**JOB 1**
In the forum thread on accessing Vista with Samba, what message appears when the first poster tries to copy files?
**JOB 2**
Rewrite the passage of the forum thread on accessing Vista with Samba that opens with the words containing "I have this" and closes with "works just fine....", putting "Security Settings" in place of "Local Policies".
**JOB 3**
Give the poster name shown on each post in the forum thread on accessing Vista with Samba, in the order the posts appear.

**DOCUMENT EXCERPT**
# accessing vista using samba problem

## boazbd

Hi all.

For quite a long time now I haven't been able to copy files from my friends computer, he is using VISTA.

I am using KDE and can browse his shared directories, but cannot copy any files, when I try I get "File does not exist"...

Moreover, when mounting the share manually using command line and then browsing it using Konqueror I can copy files just fine.

Help needed, thanks in advance...

----------

## boazbd

nothing??

----------

## xvision

I have this issue as well. Incredibly frustrating. I've tried going into Vista's security policies (Run -> secpol.msc) and changing the LAN authentication under Local Policies to NTLM (instead of the new NTLMv2, which apparently is very anti-Linux, big surprise there) but to no avail.

http://www.builderau.com.au/blogs/viewblogpost.htm?p=339270746

This is the link. Apparently it works for some people. I'm thinking the next release of Samba might help out a bit with this.. can anyone else help out?

----------

## boazbd

Yeah I've heard of this solution, but it looks as if the problem is in the way KDE mounts the share.

When I mount it manually it works just fine....

**RECORDS PROVIDED**
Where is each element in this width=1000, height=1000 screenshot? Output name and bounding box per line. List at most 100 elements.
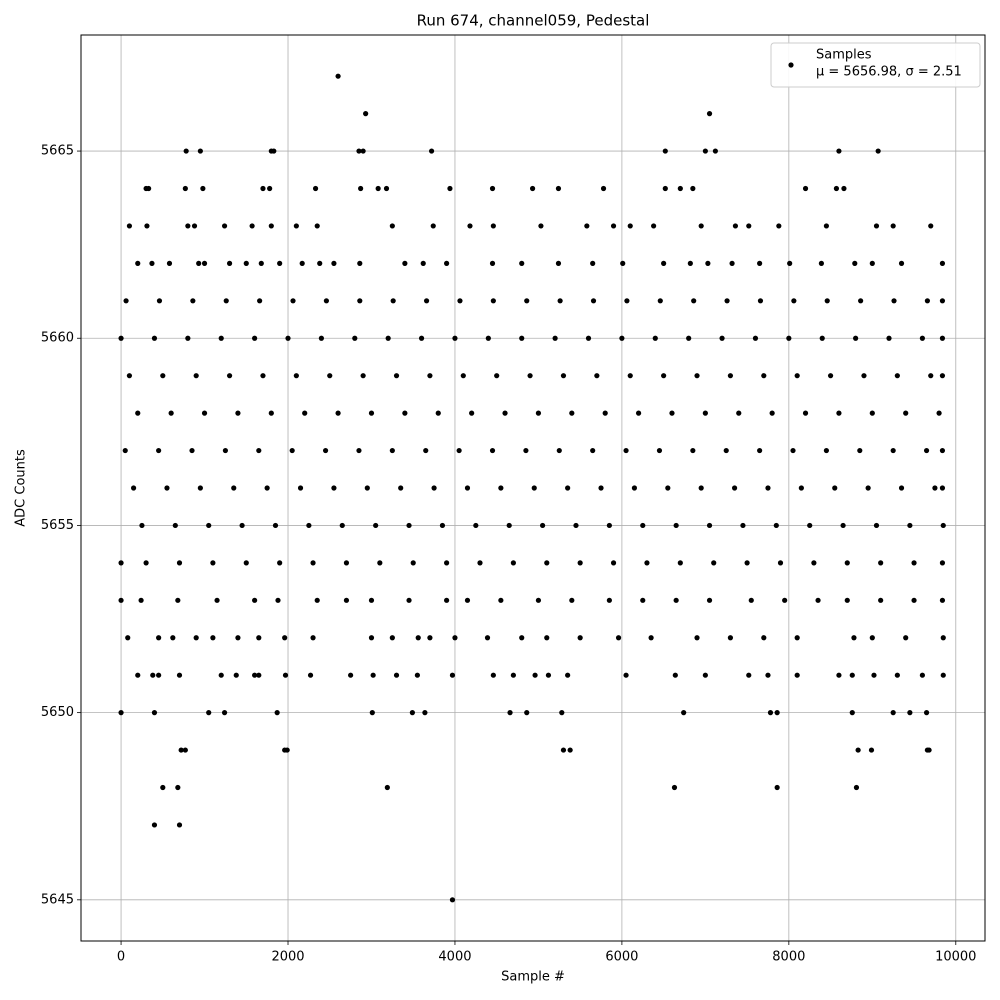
data-point — [370, 672, 376, 678]
data-point — [430, 223, 436, 229]
data-point — [840, 522, 846, 529]
data-point — [569, 597, 575, 603]
data-point — [623, 447, 629, 454]
data-point — [757, 447, 763, 454]
data-point — [444, 597, 450, 603]
data-point — [384, 784, 390, 791]
data-point — [798, 485, 804, 491]
data-point — [868, 747, 875, 753]
data-point — [223, 298, 229, 304]
data-point — [275, 597, 281, 603]
data-point — [774, 784, 780, 791]
data-point — [356, 447, 362, 454]
data-point — [744, 560, 750, 566]
data-point — [196, 260, 202, 266]
data-point — [898, 260, 905, 266]
data-point — [146, 185, 152, 192]
data-point — [926, 747, 932, 753]
plot-area — [118, 73, 946, 903]
data-point — [502, 410, 508, 416]
data-point — [671, 784, 678, 791]
data-point — [878, 560, 884, 566]
data-point — [706, 522, 713, 529]
data-point — [260, 373, 266, 379]
data-point — [185, 335, 191, 341]
data-point — [669, 410, 675, 416]
data-point — [243, 260, 249, 266]
data-point — [594, 373, 600, 379]
data-point — [452, 335, 458, 341]
data-point — [172, 522, 178, 529]
data-point — [289, 447, 295, 454]
data-point — [331, 260, 337, 266]
data-point — [222, 447, 229, 454]
data-point — [698, 485, 704, 491]
data-point — [774, 710, 780, 716]
data-point — [498, 597, 504, 603]
data-point — [790, 447, 796, 454]
data-point — [598, 485, 604, 491]
data-point — [233, 672, 239, 678]
data-point — [791, 298, 797, 304]
data-point — [939, 260, 946, 266]
data-point — [802, 185, 809, 192]
data-point — [210, 560, 216, 566]
data-point — [314, 597, 320, 603]
data-point — [138, 597, 144, 603]
data-point — [473, 522, 479, 529]
data-point — [869, 260, 875, 266]
data-point — [118, 560, 124, 566]
data-point — [235, 410, 241, 416]
data-point — [358, 185, 364, 192]
data-point — [748, 597, 754, 603]
data-point — [268, 410, 274, 416]
data-point — [924, 298, 931, 304]
data-point — [285, 335, 291, 341]
data-point — [307, 672, 314, 678]
data-point — [794, 373, 800, 379]
data-point — [878, 597, 884, 603]
data-point — [510, 560, 516, 566]
data-point — [836, 148, 842, 154]
data-point — [555, 260, 562, 266]
data-point — [160, 784, 166, 791]
legend-subtitle: μ = 5656.98, σ = 2.51 — [816, 65, 962, 80]
data-point — [855, 747, 861, 753]
data-point — [427, 635, 433, 641]
data-point — [903, 410, 909, 416]
data-point — [640, 522, 646, 529]
data-point — [544, 635, 550, 641]
data-point — [844, 560, 850, 566]
y-tick-label: 5665 — [41, 144, 74, 159]
data-point — [890, 710, 896, 716]
data-point — [385, 335, 391, 341]
data-point — [928, 223, 934, 229]
data-point — [166, 260, 173, 266]
data-point — [907, 522, 913, 529]
data-point — [151, 335, 158, 341]
data-point — [193, 373, 199, 379]
data-point — [939, 298, 946, 304]
data-point — [545, 672, 552, 678]
data-point — [327, 373, 333, 379]
data-point — [431, 485, 437, 491]
legend-box — [770, 42, 981, 88]
data-point — [681, 710, 687, 716]
data-point — [510, 672, 516, 678]
data-point — [312, 185, 319, 192]
data-point — [694, 635, 700, 641]
data-point — [932, 485, 938, 491]
data-point — [894, 373, 900, 379]
data-point — [144, 223, 150, 229]
data-point — [527, 373, 533, 379]
data-point — [640, 597, 646, 603]
data-point — [939, 597, 946, 603]
data-point — [875, 148, 881, 154]
data-point — [853, 335, 859, 341]
data-point — [410, 560, 416, 566]
data-point — [427, 373, 433, 379]
data-point — [506, 522, 512, 529]
data-point — [258, 260, 264, 266]
data-point — [552, 335, 558, 341]
data-point — [457, 298, 463, 304]
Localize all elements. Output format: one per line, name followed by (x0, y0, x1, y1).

**REPLY 1**
"File does not exist"

**REPLY 2**
I have this issue as well. Incredibly frustrating. I've tried going into Vista's security policies (Run -> secpol.msc) and changing the LAN authentication under Security Settings to NTLM (instead of the new NTLMv2, which apparently is very anti-Linux, big surprise there) but to no avail.

http://www.builderau.com.au/blogs/viewblogpost.htm?p=339270746

This is the link. Apparently it works for some people. I'm thinking the next release of Samba might help out a bit with this.. can anyone else help out?

----------

## boazbd

Yeah I've heard of this solution, but it looks as if the problem is in the way KDE mounts the share.

When I mount it manually it works just fine....

**REPLY 3**
boazbd, boazbd, xvision, boazbd